## Begin Data entries

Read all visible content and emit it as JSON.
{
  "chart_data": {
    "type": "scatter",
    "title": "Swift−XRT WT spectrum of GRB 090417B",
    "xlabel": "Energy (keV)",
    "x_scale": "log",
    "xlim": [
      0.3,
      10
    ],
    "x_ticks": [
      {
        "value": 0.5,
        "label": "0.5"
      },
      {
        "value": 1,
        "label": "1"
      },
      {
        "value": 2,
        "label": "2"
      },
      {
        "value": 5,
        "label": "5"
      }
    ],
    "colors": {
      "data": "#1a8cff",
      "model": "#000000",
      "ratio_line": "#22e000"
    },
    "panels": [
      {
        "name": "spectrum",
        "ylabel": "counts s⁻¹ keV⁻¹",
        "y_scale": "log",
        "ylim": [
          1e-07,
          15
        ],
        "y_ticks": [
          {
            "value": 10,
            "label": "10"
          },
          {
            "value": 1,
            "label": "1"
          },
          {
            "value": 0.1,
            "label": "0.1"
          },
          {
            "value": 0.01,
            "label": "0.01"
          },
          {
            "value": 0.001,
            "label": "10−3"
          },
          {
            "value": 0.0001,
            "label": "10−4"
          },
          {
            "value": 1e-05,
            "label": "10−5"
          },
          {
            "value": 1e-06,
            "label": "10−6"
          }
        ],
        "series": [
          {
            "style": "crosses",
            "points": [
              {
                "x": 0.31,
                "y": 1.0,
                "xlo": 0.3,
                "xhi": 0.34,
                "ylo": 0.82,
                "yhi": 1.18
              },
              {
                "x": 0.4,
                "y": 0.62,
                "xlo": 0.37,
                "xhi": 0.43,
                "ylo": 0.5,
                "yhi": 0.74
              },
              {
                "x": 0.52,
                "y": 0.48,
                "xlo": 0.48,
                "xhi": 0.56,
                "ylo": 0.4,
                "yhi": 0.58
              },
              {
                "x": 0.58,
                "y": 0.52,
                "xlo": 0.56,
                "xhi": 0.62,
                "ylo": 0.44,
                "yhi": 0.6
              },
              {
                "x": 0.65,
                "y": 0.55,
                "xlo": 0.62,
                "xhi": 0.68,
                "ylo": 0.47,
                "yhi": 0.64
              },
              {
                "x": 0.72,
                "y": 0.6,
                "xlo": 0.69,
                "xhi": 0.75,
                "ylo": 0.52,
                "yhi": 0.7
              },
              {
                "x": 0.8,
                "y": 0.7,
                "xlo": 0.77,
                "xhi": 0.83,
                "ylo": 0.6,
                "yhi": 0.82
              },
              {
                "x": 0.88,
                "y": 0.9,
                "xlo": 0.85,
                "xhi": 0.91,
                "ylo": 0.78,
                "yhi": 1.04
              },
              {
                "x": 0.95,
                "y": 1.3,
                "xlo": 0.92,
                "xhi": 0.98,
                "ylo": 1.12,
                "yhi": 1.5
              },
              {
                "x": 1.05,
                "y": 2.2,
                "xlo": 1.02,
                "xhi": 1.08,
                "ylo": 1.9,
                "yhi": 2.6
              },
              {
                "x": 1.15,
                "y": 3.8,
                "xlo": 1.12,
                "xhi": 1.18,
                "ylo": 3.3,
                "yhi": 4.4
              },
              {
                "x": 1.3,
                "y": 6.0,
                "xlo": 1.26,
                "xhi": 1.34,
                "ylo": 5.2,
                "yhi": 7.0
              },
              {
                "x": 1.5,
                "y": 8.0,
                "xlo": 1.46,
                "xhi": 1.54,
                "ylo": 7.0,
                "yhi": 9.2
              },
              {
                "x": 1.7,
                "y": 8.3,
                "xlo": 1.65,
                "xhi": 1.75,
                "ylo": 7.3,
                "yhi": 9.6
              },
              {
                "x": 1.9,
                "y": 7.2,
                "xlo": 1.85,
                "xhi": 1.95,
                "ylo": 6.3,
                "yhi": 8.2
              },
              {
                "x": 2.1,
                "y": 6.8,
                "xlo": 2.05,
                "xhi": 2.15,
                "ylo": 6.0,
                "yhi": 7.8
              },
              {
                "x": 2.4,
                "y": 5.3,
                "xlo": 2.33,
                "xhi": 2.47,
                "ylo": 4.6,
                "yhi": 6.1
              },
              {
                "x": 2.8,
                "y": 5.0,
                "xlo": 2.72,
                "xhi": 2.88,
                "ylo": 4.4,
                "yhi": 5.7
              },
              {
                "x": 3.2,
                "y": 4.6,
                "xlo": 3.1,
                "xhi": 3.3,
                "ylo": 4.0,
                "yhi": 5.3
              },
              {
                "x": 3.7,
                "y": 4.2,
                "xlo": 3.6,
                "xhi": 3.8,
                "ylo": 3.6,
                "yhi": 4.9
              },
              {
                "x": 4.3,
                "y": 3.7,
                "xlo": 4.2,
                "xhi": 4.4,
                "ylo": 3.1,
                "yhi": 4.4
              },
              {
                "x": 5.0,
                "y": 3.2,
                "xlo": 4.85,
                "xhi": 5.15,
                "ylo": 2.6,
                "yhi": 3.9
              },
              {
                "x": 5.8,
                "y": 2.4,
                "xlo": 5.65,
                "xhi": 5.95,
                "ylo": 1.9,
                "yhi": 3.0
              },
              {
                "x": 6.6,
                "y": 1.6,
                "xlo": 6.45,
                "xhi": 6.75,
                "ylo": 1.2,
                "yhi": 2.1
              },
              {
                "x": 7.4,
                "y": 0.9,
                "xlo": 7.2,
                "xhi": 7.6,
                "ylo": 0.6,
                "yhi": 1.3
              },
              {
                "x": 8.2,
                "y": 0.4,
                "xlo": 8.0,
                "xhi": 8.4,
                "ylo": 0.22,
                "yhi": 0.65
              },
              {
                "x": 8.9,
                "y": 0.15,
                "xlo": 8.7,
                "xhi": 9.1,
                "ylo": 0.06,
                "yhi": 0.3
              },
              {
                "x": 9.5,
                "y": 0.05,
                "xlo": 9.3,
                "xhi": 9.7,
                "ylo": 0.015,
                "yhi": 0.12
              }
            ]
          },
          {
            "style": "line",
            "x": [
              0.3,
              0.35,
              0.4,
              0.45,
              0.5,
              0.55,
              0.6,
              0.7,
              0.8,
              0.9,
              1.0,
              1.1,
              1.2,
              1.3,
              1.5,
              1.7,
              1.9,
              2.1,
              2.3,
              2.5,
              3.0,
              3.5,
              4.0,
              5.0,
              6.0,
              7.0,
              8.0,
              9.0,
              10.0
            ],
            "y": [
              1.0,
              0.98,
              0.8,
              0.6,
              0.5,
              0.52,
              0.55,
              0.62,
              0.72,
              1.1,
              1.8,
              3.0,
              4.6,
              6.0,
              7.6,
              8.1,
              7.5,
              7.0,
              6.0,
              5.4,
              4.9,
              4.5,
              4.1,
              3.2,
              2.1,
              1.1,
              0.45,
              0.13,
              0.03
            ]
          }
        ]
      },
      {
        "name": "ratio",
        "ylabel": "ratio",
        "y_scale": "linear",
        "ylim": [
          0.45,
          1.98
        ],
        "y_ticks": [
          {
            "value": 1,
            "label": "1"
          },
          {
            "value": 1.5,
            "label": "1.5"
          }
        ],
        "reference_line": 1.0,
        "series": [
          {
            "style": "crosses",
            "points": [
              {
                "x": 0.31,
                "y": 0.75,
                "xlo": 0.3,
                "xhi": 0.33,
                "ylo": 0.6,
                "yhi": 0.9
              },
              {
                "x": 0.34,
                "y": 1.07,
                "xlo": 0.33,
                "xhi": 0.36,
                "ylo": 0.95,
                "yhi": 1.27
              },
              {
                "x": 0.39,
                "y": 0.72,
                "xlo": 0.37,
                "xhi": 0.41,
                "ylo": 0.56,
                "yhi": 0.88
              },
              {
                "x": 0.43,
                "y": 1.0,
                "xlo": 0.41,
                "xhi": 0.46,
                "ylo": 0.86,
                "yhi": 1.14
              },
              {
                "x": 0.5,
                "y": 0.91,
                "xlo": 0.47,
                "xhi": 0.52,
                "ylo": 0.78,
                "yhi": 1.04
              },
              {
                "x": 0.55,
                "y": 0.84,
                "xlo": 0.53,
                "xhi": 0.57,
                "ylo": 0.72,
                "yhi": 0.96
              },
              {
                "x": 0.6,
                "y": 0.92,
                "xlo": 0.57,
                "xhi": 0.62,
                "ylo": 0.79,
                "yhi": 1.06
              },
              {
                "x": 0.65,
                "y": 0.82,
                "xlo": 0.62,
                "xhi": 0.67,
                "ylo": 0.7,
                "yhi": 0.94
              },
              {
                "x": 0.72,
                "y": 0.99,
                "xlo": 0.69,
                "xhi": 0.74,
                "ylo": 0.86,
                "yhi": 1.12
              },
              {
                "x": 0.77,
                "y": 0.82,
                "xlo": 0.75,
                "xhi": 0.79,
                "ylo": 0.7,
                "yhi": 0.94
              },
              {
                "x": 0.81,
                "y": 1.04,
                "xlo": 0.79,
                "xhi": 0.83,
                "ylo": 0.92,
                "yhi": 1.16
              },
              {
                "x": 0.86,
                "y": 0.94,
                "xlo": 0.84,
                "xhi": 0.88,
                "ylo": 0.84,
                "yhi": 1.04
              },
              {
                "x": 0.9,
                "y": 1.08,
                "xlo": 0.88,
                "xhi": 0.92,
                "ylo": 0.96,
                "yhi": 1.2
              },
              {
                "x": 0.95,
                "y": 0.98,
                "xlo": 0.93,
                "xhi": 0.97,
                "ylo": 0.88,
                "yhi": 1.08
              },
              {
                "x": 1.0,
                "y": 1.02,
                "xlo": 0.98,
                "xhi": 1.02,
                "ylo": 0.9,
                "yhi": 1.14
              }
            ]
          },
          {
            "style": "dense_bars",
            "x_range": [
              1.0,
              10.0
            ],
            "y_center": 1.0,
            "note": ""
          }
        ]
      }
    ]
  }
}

## End Data entries
## Begin Data entries

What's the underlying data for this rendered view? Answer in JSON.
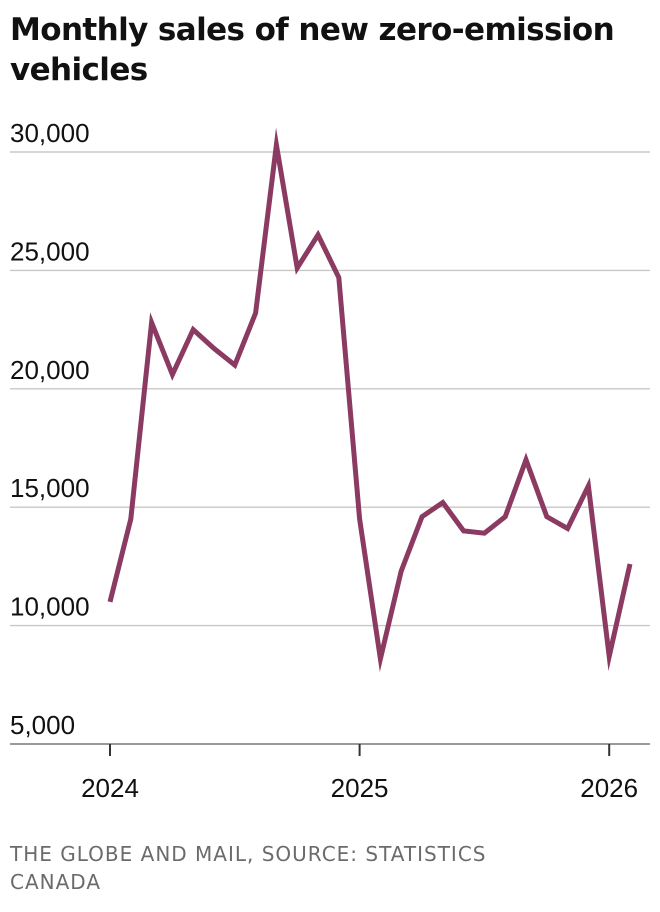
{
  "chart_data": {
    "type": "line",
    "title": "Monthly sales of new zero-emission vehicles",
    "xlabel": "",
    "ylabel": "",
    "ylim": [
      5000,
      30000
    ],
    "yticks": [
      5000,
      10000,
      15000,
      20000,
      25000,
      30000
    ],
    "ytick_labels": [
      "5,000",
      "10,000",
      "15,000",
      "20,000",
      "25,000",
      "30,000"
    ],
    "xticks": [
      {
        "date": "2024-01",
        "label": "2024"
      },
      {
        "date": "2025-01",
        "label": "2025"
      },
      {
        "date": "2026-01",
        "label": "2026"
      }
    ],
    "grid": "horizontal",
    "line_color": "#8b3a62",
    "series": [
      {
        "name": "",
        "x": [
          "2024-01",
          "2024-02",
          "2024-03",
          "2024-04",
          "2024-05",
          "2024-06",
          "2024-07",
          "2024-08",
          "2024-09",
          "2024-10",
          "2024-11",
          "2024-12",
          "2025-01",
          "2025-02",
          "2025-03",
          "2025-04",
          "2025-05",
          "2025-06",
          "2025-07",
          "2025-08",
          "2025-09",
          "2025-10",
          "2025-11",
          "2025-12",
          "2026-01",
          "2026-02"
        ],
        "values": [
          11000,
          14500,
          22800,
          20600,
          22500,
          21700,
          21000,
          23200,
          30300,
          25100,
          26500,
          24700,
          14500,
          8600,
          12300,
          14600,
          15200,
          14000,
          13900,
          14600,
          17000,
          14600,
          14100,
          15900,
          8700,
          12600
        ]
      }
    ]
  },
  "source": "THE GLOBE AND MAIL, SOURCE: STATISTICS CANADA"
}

## End Data entries

▶ _Aim_
Find each line with the string "spectrum" and copy it out.

▶ _Response for this exercise_
    "title": "Swift−XRT WT spectrum of GRB 090417B",
        "name": "spectrum",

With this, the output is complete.